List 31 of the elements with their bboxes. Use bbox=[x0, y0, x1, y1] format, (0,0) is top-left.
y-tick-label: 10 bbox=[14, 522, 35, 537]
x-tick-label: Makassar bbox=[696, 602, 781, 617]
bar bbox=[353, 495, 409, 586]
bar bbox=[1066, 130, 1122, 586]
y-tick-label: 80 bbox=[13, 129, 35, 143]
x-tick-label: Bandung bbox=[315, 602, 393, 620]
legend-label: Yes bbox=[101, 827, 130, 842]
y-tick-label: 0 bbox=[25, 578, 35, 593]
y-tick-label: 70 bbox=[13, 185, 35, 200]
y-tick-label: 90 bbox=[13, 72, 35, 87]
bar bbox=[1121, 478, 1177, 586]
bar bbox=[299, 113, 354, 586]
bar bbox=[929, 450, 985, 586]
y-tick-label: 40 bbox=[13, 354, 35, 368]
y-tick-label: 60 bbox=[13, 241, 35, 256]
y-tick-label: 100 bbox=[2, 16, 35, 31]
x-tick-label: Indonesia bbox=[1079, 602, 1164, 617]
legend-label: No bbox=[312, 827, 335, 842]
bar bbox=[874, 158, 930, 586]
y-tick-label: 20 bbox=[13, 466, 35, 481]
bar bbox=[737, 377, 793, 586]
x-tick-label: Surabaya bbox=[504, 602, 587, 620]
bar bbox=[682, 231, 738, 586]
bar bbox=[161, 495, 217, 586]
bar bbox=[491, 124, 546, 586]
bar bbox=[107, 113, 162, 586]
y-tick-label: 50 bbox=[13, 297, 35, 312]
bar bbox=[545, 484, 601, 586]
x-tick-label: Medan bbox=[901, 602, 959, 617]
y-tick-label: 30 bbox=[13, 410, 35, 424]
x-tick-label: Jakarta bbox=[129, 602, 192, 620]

________________

*Goal*.
Reproduce verbatim the lines above, from the first one through the line that contains "legend-label: Yes bbox=[101, 827, 130, 842]", with both ends included.

*Complete output*.
List 31 of the elements with their bboxes. Use bbox=[x0, y0, x1, y1] format, (0,0) is top-left.
y-tick-label: 10 bbox=[14, 522, 35, 537]
x-tick-label: Makassar bbox=[696, 602, 781, 617]
bar bbox=[353, 495, 409, 586]
bar bbox=[1066, 130, 1122, 586]
y-tick-label: 80 bbox=[13, 129, 35, 143]
x-tick-label: Bandung bbox=[315, 602, 393, 620]
legend-label: Yes bbox=[101, 827, 130, 842]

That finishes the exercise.